↓

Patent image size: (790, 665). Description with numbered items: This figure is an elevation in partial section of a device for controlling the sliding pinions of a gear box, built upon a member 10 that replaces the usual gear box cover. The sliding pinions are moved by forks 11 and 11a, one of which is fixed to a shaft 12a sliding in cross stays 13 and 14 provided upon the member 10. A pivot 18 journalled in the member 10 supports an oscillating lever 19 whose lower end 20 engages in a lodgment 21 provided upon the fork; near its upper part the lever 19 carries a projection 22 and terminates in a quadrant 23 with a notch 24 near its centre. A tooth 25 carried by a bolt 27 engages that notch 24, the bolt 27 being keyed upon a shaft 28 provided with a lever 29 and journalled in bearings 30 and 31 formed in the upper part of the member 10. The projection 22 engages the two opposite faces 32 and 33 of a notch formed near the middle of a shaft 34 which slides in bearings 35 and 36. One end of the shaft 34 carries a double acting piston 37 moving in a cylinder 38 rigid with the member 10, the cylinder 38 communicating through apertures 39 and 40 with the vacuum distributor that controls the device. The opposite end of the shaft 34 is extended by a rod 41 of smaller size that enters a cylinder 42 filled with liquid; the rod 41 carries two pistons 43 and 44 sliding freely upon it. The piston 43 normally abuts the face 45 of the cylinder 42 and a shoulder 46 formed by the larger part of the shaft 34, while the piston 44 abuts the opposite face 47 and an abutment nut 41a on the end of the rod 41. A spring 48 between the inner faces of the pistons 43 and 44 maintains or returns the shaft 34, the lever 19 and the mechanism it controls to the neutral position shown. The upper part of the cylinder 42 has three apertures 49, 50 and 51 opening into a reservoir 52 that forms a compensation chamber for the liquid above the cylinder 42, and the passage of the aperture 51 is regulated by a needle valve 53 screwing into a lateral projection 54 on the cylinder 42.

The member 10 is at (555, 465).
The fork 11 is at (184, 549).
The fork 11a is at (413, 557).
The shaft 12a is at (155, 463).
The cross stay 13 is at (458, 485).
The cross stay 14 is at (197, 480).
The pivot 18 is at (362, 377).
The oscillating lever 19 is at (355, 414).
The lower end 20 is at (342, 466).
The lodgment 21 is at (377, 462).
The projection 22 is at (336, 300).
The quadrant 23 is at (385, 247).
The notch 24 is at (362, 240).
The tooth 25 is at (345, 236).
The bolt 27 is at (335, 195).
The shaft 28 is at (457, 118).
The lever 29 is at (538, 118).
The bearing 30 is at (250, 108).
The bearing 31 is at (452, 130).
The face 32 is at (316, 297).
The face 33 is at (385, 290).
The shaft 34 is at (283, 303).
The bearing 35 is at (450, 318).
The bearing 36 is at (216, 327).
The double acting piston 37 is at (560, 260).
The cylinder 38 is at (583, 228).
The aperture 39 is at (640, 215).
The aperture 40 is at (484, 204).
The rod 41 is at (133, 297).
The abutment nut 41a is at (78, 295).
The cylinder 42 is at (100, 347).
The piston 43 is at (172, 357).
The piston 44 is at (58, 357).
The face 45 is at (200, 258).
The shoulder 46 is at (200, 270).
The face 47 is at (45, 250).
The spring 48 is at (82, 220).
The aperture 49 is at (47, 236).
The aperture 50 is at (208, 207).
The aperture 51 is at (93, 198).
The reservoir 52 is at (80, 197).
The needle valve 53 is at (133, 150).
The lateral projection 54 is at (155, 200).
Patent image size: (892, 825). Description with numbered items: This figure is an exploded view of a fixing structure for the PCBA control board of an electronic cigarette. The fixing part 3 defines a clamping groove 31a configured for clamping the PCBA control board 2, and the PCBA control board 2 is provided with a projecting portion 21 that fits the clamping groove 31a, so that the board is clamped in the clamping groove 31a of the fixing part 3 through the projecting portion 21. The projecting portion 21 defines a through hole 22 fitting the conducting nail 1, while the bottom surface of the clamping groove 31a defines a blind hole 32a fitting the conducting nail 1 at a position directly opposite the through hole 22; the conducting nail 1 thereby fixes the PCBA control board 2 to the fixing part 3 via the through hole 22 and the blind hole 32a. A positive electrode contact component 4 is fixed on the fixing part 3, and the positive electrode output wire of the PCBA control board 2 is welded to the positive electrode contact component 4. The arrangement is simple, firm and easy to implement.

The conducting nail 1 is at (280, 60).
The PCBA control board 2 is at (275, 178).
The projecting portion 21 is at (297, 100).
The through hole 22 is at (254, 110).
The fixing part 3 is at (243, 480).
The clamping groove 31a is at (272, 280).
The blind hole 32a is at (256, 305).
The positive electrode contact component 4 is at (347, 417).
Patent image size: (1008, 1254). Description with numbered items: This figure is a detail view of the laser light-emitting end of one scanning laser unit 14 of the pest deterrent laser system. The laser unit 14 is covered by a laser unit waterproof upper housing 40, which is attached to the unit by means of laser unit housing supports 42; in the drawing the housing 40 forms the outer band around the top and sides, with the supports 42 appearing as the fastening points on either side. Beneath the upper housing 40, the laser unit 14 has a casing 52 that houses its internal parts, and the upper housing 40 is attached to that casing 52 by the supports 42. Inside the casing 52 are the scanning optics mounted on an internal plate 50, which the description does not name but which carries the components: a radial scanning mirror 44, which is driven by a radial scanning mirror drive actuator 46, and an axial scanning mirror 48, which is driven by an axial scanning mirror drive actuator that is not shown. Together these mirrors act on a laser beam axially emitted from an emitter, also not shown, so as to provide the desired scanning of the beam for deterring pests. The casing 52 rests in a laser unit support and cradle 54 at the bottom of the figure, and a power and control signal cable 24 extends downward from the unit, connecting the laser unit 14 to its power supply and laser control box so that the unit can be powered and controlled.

↑

- [Directions for this task]:
Reproduce the entire listing above with every occurrence of "Patent image size" changed to "Figure dimensions". Leave all other text untouched.

- [Response to this exercise]:
Figure dimensions: (790, 665). Description with numbered items: This figure is an elevation in partial section of a device for controlling the sliding pinions of a gear box, built upon a member 10 that replaces the usual gear box cover. The sliding pinions are moved by forks 11 and 11a, one of which is fixed to a shaft 12a sliding in cross stays 13 and 14 provided upon the member 10. A pivot 18 journalled in the member 10 supports an oscillating lever 19 whose lower end 20 engages in a lodgment 21 provided upon the fork; near its upper part the lever 19 carries a projection 22 and terminates in a quadrant 23 with a notch 24 near its centre. A tooth 25 carried by a bolt 27 engages that notch 24, the bolt 27 being keyed upon a shaft 28 provided with a lever 29 and journalled in bearings 30 and 31 formed in the upper part of the member 10. The projection 22 engages the two opposite faces 32 and 33 of a notch formed near the middle of a shaft 34 which slides in bearings 35 and 36. One end of the shaft 34 carries a double acting piston 37 moving in a cylinder 38 rigid with the member 10, the cylinder 38 communicating through apertures 39 and 40 with the vacuum distributor that controls the device. The opposite end of the shaft 34 is extended by a rod 41 of smaller size that enters a cylinder 42 filled with liquid; the rod 41 carries two pistons 43 and 44 sliding freely upon it. The piston 43 normally abuts the face 45 of the cylinder 42 and a shoulder 46 formed by the larger part of the shaft 34, while the piston 44 abuts the opposite face 47 and an abutment nut 41a on the end of the rod 41. A spring 48 between the inner faces of the pistons 43 and 44 maintains or returns the shaft 34, the lever 19 and the mechanism it controls to the neutral position shown. The upper part of the cylinder 42 has three apertures 49, 50 and 51 opening into a reservoir 52 that forms a compensation chamber for the liquid above the cylinder 42, and the passage of the aperture 51 is regulated by a needle valve 53 screwing into a lateral projection 54 on the cylinder 42.

The member 10 is at (555, 465).
The fork 11 is at (184, 549).
The fork 11a is at (413, 557).
The shaft 12a is at (155, 463).
The cross stay 13 is at (458, 485).
The cross stay 14 is at (197, 480).
The pivot 18 is at (362, 377).
The oscillating lever 19 is at (355, 414).
The lower end 20 is at (342, 466).
The lodgment 21 is at (377, 462).
The projection 22 is at (336, 300).
The quadrant 23 is at (385, 247).
The notch 24 is at (362, 240).
The tooth 25 is at (345, 236).
The bolt 27 is at (335, 195).
The shaft 28 is at (457, 118).
The lever 29 is at (538, 118).
The bearing 30 is at (250, 108).
The bearing 31 is at (452, 130).
The face 32 is at (316, 297).
The face 33 is at (385, 290).
The shaft 34 is at (283, 303).
The bearing 35 is at (450, 318).
The bearing 36 is at (216, 327).
The double acting piston 37 is at (560, 260).
The cylinder 38 is at (583, 228).
The aperture 39 is at (640, 215).
The aperture 40 is at (484, 204).
The rod 41 is at (133, 297).
The abutment nut 41a is at (78, 295).
The cylinder 42 is at (100, 347).
The piston 43 is at (172, 357).
The piston 44 is at (58, 357).
The face 45 is at (200, 258).
The shoulder 46 is at (200, 270).
The face 47 is at (45, 250).
The spring 48 is at (82, 220).
The aperture 49 is at (47, 236).
The aperture 50 is at (208, 207).
The aperture 51 is at (93, 198).
The reservoir 52 is at (80, 197).
The needle valve 53 is at (133, 150).
The lateral projection 54 is at (155, 200).
Figure dimensions: (892, 825). Description with numbered items: This figure is an exploded view of a fixing structure for the PCBA control board of an electronic cigarette. The fixing part 3 defines a clamping groove 31a configured for clamping the PCBA control board 2, and the PCBA control board 2 is provided with a projecting portion 21 that fits the clamping groove 31a, so that the board is clamped in the clamping groove 31a of the fixing part 3 through the projecting portion 21. The projecting portion 21 defines a through hole 22 fitting the conducting nail 1, while the bottom surface of the clamping groove 31a defines a blind hole 32a fitting the conducting nail 1 at a position directly opposite the through hole 22; the conducting nail 1 thereby fixes the PCBA control board 2 to the fixing part 3 via the through hole 22 and the blind hole 32a. A positive electrode contact component 4 is fixed on the fixing part 3, and the positive electrode output wire of the PCBA control board 2 is welded to the positive electrode contact component 4. The arrangement is simple, firm and easy to implement.

The conducting nail 1 is at (280, 60).
The PCBA control board 2 is at (275, 178).
The projecting portion 21 is at (297, 100).
The through hole 22 is at (254, 110).
The fixing part 3 is at (243, 480).
The clamping groove 31a is at (272, 280).
The blind hole 32a is at (256, 305).
The positive electrode contact component 4 is at (347, 417).
Figure dimensions: (1008, 1254). Description with numbered items: This figure is a detail view of the laser light-emitting end of one scanning laser unit 14 of the pest deterrent laser system. The laser unit 14 is covered by a laser unit waterproof upper housing 40, which is attached to the unit by means of laser unit housing supports 42; in the drawing the housing 40 forms the outer band around the top and sides, with the supports 42 appearing as the fastening points on either side. Beneath the upper housing 40, the laser unit 14 has a casing 52 that houses its internal parts, and the upper housing 40 is attached to that casing 52 by the supports 42. Inside the casing 52 are the scanning optics mounted on an internal plate 50, which the description does not name but which carries the components: a radial scanning mirror 44, which is driven by a radial scanning mirror drive actuator 46, and an axial scanning mirror 48, which is driven by an axial scanning mirror drive actuator that is not shown. Together these mirrors act on a laser beam axially emitted from an emitter, also not shown, so as to provide the desired scanning of the beam for deterring pests. The casing 52 rests in a laser unit support and cradle 54 at the bottom of the figure, and a power and control signal cable 24 extends downward from the unit, connecting the laser unit 14 to its power supply and laser control box so that the unit can be powered and controlled.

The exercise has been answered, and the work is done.